§ **WORK REQUIRED**
From the entries below, copy every line that contains the string "Build". The match is case-sensitive.

§ **DATASET RECORDS**
· · ·

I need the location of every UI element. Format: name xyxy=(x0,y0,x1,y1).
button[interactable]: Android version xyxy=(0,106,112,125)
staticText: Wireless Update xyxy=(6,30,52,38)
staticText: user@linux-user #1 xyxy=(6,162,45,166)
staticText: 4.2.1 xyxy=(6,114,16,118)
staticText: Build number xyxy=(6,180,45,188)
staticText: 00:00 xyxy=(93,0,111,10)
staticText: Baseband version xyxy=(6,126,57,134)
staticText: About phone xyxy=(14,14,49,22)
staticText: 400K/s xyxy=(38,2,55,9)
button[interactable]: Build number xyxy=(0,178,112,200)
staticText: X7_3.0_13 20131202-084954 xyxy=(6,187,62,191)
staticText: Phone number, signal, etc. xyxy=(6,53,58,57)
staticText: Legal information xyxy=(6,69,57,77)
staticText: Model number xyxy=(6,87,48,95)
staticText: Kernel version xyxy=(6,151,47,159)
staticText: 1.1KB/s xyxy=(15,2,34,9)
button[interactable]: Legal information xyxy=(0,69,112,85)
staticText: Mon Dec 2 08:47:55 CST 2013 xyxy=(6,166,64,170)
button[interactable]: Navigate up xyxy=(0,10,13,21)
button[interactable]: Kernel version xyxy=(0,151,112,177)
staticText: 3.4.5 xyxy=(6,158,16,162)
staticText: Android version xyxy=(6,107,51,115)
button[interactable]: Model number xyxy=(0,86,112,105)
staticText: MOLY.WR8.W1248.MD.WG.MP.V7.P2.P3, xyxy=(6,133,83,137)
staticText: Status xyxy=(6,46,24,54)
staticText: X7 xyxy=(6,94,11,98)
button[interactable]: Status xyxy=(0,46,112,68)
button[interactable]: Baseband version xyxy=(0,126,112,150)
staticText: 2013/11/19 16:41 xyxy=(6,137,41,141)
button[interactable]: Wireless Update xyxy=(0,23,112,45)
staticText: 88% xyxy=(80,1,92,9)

· · ·

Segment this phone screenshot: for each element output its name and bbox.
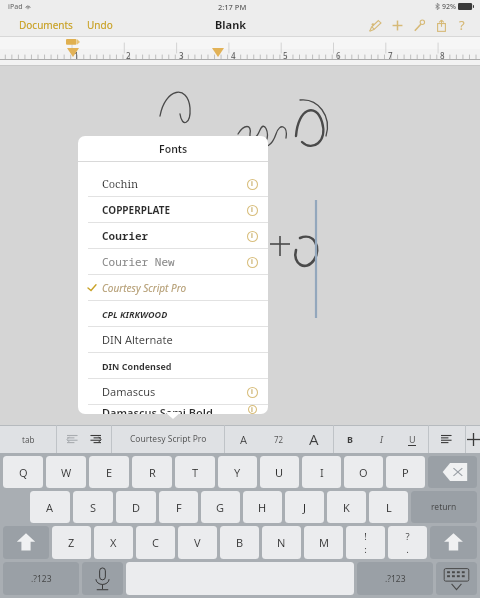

· · ·

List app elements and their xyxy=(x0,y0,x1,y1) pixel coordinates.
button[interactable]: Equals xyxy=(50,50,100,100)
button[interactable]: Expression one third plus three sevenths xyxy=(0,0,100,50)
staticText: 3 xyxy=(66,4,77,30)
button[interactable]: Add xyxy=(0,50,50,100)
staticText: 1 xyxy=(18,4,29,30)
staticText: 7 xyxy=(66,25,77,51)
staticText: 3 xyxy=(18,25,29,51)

· · ·

§ **SOLUTION FOR THIS TASK**
staticText: Build number xyxy=(6,180,45,188)
button[interactable]: Build number xyxy=(0,178,112,200)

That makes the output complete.